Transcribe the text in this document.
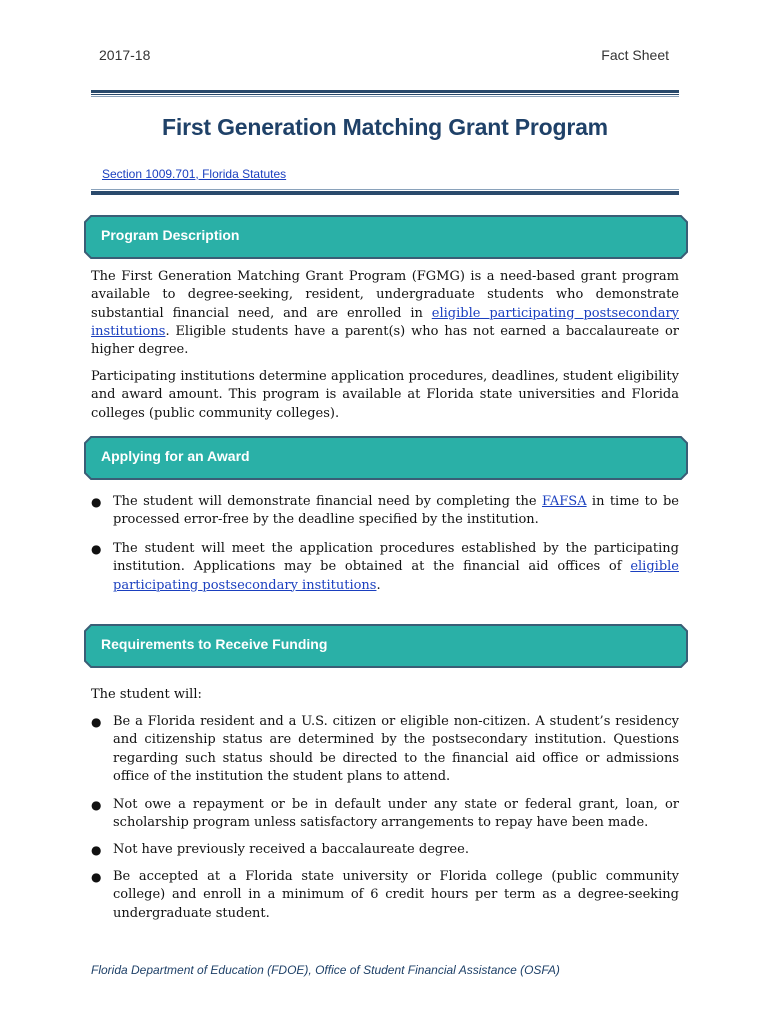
2017-18	Fact Sheet
First Generation Matching Grant Program
Section 1009.701, Florida Statutes
Program Description
The First Generation Matching Grant Program (FGMG) is a need-based grant program available to degree-seeking, resident, undergraduate students who demonstrate substantial financial need, and are enrolled in eligible participating postsecondary institutions. Eligible students have a parent(s) who has not earned a baccalaureate or higher degree.
Participating institutions determine application procedures, deadlines, student eligibility and award amount. This program is available at Florida state universities and Florida colleges (public community colleges).
Applying for an Award
● The student will demonstrate financial need by completing the FAFSA in time to be processed error-free by the deadline specified by the institution.
● The student will meet the application procedures established by the participating institution. Applications may be obtained at the financial aid offices of eligible participating postsecondary institutions.
Requirements to Receive Funding
The student will:
● Be a Florida resident and a U.S. citizen or eligible non-citizen. A student’s residency and citizenship status are determined by the postsecondary institution. Questions regarding such status should be directed to the financial aid office or admissions office of the institution the student plans to attend.
● Not owe a repayment or be in default under any state or federal grant, loan, or scholarship program unless satisfactory arrangements to repay have been made.
● Not have previously received a baccalaureate degree.
● Be accepted at a Florida state university or Florida college (public community college) and enroll in a minimum of 6 credit hours per term as a degree-seeking undergraduate student.
Florida Department of Education (FDOE), Office of Student Financial Assistance (OSFA)
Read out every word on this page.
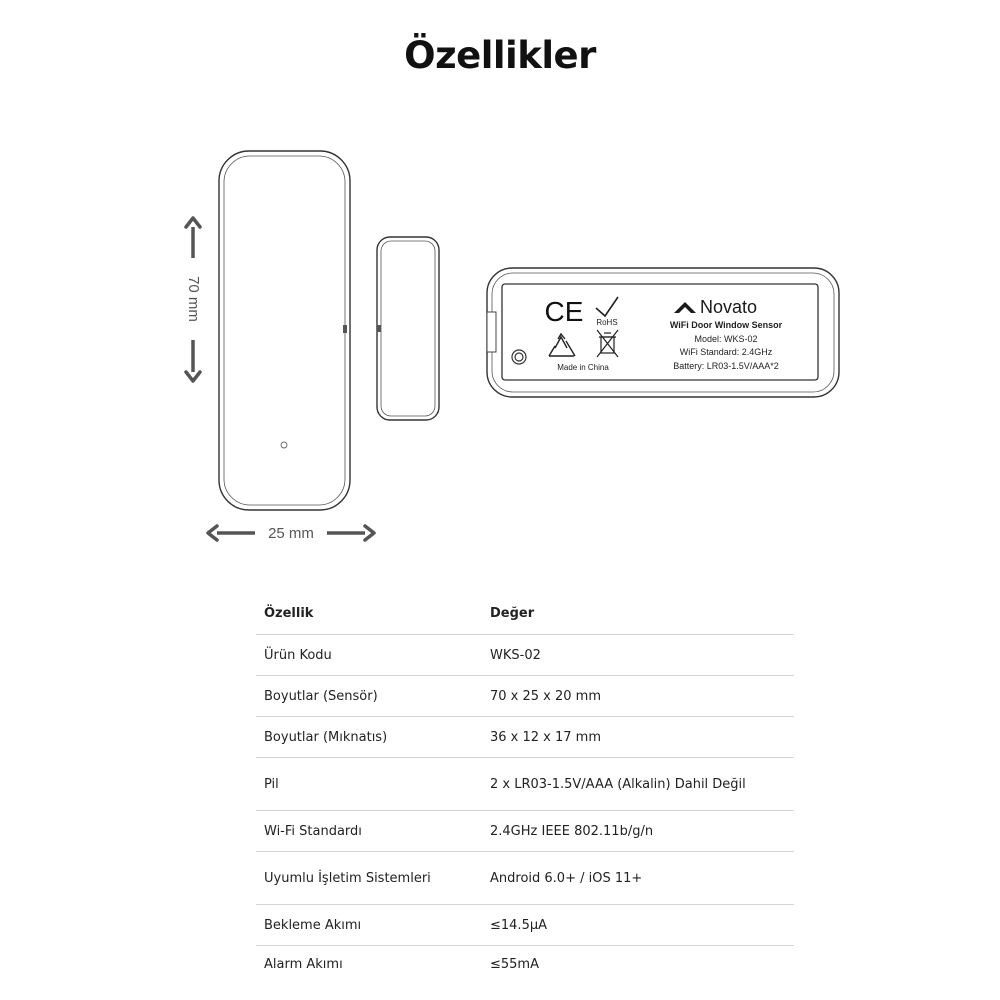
Özellikler
70 mm
25 mm
CE RoHS
Made in China
Novato
WiFi Door Window Sensor
Model: WKS-02
WiFi Standard: 2.4GHz
Battery: LR03-1.5V/AAA*2
Özellik	Değer
Ürün Kodu	WKS-02
Boyutlar (Sensör)	70 x 25 x 20 mm
Boyutlar (Mıknatıs)	36 x 12 x 17 mm
Pil	2 x LR03-1.5V/AAA (Alkalin) Dahil Değil
Wi-Fi Standardı	2.4GHz IEEE 802.11b/g/n
Uyumlu İşletim Sistemleri	Android 6.0+ / iOS 11+
Bekleme Akımı	≤14.5μA
Alarm Akımı	≤55mA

▶ Your objective: Check each line in the listing above for the string "demonstrate", then report how many lines contain it, with no other text.

▶ The output: 2